* [TASK OBJECTIVE]
Return the count of lines that mention "long", with no other words.

* [STORED RECORDS]
--- begin ---
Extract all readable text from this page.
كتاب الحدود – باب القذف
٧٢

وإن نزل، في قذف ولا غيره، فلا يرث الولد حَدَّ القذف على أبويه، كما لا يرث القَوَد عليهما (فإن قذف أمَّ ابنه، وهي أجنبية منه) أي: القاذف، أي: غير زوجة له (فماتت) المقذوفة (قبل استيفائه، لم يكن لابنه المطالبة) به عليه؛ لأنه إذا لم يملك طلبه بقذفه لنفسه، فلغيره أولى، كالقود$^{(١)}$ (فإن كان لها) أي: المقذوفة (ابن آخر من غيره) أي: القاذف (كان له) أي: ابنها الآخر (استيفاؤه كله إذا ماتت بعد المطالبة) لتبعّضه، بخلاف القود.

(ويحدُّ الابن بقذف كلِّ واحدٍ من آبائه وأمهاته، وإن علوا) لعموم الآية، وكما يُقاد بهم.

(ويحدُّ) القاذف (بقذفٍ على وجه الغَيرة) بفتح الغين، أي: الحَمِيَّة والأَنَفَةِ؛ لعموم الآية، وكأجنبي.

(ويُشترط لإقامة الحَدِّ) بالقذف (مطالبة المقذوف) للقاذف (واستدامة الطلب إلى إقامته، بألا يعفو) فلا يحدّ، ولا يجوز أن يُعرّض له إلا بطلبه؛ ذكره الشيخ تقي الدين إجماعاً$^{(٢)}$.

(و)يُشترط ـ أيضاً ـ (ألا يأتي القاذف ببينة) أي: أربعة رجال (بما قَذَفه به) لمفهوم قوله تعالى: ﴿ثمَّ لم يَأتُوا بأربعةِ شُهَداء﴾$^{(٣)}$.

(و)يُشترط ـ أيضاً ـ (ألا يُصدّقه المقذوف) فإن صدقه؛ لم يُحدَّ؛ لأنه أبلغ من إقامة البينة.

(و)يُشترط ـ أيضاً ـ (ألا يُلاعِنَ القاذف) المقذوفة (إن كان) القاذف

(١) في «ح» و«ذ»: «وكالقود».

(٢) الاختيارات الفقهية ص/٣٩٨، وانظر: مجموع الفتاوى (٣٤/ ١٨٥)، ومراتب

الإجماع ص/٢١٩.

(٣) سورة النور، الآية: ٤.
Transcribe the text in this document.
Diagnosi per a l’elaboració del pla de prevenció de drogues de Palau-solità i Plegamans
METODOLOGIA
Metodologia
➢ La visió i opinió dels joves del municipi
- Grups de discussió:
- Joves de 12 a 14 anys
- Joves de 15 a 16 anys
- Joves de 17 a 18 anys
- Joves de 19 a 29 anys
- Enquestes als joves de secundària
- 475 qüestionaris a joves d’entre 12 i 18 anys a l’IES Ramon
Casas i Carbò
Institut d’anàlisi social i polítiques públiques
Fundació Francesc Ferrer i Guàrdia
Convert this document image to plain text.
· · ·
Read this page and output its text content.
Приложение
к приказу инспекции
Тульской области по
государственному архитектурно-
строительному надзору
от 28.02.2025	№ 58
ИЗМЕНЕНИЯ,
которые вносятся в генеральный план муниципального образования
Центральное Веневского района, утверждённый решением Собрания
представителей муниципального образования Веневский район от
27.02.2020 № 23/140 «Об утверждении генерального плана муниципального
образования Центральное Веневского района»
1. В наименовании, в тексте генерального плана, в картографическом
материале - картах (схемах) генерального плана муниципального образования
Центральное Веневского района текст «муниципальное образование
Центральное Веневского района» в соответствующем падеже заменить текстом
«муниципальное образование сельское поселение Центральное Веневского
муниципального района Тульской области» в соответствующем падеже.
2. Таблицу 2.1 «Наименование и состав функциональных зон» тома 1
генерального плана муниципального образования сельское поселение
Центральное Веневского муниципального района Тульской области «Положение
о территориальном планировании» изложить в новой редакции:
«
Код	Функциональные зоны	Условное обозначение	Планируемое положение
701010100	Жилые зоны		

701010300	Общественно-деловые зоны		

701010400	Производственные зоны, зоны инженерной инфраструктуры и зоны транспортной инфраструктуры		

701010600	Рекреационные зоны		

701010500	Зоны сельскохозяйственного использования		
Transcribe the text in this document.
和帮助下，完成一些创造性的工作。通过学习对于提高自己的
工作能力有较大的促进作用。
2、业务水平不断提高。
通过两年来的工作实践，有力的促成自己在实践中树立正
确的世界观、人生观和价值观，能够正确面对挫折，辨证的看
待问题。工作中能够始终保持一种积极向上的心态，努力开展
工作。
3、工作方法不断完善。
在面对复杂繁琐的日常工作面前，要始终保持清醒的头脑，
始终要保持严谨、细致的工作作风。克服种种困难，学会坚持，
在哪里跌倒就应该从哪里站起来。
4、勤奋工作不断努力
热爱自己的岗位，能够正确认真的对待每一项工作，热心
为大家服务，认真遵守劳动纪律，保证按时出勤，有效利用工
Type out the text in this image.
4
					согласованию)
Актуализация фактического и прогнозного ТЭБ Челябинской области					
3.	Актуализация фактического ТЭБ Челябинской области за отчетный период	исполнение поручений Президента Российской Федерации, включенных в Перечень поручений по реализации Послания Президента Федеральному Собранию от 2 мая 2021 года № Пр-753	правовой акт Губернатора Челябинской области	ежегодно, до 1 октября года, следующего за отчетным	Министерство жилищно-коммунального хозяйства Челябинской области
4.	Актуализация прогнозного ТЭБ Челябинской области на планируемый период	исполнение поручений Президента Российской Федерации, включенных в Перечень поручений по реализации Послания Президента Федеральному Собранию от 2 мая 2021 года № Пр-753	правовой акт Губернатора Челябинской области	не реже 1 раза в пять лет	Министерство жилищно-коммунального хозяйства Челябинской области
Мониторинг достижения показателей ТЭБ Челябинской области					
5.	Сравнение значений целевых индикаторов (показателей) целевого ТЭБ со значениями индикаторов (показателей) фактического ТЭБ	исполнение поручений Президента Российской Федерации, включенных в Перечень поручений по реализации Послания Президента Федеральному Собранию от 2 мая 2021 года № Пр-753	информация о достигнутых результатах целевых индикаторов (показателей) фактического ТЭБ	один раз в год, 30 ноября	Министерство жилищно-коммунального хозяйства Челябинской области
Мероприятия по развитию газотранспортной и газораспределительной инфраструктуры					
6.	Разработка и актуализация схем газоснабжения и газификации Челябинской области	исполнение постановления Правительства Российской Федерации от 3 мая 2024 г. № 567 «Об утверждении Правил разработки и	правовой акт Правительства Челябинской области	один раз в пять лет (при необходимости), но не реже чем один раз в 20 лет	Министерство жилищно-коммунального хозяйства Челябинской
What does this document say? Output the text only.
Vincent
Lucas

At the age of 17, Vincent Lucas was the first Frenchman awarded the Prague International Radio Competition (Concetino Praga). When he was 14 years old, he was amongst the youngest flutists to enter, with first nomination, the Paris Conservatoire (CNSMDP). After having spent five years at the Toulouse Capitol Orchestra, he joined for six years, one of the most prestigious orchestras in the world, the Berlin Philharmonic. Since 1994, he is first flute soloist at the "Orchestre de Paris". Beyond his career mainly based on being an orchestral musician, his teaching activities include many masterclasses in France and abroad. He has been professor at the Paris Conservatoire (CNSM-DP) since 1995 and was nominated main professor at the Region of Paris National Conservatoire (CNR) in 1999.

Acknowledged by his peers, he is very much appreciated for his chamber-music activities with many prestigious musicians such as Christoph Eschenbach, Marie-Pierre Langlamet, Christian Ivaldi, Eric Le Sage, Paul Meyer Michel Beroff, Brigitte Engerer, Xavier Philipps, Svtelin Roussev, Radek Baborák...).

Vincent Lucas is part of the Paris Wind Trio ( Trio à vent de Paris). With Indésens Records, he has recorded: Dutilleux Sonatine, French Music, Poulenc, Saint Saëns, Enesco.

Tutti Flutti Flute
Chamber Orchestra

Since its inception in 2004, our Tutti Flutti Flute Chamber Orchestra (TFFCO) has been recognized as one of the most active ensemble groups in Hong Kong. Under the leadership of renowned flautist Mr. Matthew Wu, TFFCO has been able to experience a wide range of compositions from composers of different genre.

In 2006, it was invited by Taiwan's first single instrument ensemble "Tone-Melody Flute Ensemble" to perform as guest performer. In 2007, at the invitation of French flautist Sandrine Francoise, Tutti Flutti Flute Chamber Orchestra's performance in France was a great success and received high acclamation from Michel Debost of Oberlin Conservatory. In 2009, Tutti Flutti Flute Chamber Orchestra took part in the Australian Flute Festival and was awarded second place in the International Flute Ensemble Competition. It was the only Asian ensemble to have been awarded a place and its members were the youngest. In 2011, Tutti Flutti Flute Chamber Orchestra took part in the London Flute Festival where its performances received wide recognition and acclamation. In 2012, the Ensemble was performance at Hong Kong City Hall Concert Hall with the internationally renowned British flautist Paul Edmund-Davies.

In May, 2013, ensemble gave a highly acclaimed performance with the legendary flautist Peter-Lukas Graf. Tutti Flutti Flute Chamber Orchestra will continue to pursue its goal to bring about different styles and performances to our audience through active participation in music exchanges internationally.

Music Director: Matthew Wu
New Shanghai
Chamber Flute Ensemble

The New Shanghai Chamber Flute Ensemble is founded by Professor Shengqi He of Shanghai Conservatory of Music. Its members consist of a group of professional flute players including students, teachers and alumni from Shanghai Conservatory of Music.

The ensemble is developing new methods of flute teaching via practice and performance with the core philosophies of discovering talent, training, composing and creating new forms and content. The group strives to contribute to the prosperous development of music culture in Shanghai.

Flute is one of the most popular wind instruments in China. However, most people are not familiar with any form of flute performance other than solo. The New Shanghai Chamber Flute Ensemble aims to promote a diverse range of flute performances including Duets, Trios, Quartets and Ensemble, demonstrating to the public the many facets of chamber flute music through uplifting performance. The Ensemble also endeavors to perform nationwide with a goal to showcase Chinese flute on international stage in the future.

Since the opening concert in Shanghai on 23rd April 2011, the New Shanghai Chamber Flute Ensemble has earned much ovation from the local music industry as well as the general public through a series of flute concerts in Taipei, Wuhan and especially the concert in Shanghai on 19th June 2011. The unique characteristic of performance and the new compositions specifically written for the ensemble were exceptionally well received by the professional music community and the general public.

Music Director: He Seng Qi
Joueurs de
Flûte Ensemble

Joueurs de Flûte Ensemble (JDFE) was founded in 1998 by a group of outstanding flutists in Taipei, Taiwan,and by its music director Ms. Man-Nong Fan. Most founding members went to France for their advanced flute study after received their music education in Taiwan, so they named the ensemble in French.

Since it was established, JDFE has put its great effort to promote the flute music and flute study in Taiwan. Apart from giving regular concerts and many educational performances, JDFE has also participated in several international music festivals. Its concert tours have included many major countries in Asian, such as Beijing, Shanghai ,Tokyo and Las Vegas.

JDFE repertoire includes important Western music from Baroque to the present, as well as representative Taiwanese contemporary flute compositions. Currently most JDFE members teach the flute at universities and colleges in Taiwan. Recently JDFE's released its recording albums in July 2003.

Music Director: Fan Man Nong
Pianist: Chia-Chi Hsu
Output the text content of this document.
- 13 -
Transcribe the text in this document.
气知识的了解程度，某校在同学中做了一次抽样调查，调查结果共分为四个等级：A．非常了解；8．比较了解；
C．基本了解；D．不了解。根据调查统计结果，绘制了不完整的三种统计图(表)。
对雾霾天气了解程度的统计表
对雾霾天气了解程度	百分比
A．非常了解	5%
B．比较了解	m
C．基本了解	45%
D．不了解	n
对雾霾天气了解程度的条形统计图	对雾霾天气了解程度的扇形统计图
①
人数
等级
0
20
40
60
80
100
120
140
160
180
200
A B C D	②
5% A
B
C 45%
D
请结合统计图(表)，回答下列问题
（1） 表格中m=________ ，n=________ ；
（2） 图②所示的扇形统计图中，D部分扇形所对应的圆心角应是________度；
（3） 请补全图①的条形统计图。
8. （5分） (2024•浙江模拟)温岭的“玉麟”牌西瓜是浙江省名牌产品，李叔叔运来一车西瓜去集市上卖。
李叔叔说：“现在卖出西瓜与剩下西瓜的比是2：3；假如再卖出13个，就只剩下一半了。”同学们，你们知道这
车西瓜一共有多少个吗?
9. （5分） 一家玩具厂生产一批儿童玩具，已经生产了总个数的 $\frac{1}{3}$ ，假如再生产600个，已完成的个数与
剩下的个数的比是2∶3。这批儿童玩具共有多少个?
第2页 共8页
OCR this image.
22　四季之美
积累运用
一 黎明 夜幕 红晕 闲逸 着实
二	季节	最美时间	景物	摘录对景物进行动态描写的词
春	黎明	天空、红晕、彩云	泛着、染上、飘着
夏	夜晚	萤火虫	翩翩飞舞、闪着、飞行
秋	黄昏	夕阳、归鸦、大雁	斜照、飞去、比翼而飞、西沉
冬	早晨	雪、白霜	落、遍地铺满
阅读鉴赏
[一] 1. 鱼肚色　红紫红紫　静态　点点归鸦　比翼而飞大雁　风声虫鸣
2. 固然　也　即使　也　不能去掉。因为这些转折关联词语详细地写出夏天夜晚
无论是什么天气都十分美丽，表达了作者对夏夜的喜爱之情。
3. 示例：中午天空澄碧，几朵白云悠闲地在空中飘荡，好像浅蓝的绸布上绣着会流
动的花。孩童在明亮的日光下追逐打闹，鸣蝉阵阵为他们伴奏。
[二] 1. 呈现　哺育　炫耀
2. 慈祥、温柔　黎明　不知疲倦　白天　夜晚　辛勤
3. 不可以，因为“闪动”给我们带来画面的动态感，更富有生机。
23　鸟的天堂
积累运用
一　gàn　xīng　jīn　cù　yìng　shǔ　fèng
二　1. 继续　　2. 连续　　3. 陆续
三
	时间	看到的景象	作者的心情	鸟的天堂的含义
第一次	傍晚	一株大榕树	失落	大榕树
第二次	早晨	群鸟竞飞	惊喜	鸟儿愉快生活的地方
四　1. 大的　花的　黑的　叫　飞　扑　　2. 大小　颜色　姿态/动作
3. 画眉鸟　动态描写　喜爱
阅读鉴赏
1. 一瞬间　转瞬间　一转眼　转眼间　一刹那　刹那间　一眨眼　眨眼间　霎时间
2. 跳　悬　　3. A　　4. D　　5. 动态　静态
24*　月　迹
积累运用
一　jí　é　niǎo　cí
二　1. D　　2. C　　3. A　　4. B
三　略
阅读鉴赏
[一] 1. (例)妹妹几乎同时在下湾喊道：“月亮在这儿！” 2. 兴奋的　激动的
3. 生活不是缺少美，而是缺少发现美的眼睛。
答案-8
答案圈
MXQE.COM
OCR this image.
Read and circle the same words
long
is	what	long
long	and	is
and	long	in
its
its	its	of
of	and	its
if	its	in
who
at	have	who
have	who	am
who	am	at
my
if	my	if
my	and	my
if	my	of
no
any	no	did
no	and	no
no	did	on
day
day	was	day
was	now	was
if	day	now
--- end ---
* [ANSWER TO THIS EXERCISE]
4